Excerpts from a figure dataset:
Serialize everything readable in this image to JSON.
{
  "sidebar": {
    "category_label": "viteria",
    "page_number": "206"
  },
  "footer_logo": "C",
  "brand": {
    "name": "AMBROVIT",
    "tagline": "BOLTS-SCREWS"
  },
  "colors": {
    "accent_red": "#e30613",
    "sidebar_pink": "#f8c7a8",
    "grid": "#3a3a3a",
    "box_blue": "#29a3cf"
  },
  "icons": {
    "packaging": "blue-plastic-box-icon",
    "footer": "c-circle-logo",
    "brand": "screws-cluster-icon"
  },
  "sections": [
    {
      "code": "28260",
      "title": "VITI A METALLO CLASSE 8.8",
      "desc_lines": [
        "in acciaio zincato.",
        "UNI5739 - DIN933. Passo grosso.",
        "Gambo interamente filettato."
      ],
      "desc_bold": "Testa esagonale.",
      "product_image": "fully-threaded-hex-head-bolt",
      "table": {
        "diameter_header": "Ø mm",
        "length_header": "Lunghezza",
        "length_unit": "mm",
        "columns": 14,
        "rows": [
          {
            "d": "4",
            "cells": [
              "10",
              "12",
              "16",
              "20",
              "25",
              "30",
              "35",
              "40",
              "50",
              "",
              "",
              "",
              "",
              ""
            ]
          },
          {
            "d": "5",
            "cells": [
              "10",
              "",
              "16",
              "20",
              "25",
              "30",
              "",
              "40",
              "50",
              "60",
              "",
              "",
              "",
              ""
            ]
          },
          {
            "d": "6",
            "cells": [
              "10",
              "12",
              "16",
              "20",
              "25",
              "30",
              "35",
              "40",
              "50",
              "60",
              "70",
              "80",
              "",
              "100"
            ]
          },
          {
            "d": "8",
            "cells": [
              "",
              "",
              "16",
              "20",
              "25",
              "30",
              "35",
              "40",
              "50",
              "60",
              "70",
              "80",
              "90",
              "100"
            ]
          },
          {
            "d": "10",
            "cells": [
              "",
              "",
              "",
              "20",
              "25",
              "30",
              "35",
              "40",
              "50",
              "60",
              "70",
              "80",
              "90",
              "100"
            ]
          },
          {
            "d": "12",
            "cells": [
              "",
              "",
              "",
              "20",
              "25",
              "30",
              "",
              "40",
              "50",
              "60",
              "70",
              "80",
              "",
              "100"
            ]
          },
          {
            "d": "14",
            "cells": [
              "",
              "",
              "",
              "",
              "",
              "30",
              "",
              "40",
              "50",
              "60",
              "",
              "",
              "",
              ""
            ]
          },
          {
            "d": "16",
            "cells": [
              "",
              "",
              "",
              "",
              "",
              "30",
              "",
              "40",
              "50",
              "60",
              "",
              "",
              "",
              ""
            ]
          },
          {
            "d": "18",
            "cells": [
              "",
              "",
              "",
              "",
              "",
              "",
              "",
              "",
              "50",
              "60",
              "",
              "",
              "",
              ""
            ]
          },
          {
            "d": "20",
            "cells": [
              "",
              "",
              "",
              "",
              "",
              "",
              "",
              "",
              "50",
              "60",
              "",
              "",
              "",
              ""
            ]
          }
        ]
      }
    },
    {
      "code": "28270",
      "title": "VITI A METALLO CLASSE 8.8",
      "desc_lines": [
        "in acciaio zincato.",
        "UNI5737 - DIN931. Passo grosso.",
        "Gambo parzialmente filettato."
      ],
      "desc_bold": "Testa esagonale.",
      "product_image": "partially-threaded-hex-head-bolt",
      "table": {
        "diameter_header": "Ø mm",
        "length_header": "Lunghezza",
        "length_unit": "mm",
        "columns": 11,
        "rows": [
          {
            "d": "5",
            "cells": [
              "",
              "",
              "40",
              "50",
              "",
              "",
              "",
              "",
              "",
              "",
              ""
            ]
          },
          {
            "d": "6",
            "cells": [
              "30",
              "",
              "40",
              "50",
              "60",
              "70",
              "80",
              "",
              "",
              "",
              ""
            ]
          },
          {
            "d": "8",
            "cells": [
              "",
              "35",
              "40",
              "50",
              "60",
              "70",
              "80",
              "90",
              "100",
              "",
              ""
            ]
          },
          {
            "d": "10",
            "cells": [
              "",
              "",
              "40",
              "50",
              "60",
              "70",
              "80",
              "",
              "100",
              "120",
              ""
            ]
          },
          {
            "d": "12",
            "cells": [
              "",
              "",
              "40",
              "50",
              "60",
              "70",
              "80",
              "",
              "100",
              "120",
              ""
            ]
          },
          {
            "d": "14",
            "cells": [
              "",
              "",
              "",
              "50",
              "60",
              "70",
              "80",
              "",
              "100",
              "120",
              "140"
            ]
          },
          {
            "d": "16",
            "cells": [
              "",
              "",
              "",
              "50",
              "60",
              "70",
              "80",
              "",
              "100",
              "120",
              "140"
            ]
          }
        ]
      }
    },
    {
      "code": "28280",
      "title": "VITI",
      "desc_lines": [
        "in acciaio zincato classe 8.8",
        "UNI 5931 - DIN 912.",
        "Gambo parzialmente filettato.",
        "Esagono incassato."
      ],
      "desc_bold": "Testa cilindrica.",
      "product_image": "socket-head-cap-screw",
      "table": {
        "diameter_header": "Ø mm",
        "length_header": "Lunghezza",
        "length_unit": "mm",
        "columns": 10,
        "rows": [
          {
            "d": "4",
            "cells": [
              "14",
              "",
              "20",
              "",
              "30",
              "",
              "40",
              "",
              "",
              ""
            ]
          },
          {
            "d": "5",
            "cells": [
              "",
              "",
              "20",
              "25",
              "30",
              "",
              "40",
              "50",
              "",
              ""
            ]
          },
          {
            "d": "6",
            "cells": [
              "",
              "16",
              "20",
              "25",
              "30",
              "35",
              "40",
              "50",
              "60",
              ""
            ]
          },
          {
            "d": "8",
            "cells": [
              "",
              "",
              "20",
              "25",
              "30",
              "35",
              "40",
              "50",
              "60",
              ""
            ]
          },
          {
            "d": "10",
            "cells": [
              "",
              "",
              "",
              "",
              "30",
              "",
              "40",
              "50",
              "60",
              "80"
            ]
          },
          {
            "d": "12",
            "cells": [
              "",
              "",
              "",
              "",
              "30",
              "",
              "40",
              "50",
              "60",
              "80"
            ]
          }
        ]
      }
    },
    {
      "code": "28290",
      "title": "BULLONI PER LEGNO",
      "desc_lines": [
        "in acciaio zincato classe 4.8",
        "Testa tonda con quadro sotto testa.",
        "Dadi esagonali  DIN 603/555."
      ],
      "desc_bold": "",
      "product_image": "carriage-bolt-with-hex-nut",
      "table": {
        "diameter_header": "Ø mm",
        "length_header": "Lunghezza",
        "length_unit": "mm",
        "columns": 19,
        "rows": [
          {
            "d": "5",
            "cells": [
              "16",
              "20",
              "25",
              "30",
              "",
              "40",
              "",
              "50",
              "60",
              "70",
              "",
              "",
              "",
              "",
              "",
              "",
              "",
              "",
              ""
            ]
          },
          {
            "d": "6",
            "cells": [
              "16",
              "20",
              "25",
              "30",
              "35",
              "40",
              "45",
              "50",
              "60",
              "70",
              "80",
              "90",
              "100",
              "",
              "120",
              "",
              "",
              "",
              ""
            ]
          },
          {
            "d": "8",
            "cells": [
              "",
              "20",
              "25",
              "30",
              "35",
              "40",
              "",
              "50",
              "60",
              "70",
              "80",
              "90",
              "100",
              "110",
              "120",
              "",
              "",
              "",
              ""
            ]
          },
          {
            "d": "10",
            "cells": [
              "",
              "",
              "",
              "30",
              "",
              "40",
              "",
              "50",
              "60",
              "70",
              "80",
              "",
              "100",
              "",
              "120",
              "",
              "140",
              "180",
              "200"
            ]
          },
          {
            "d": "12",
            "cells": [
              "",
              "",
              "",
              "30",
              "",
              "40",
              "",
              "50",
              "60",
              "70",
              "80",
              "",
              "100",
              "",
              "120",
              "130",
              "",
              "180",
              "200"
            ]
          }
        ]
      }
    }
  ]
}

→ **WHAT IS BEING ASKED**
Give a single number: the count of lines above that include the word "parzialmente".

→ **TASK ANSWER**
2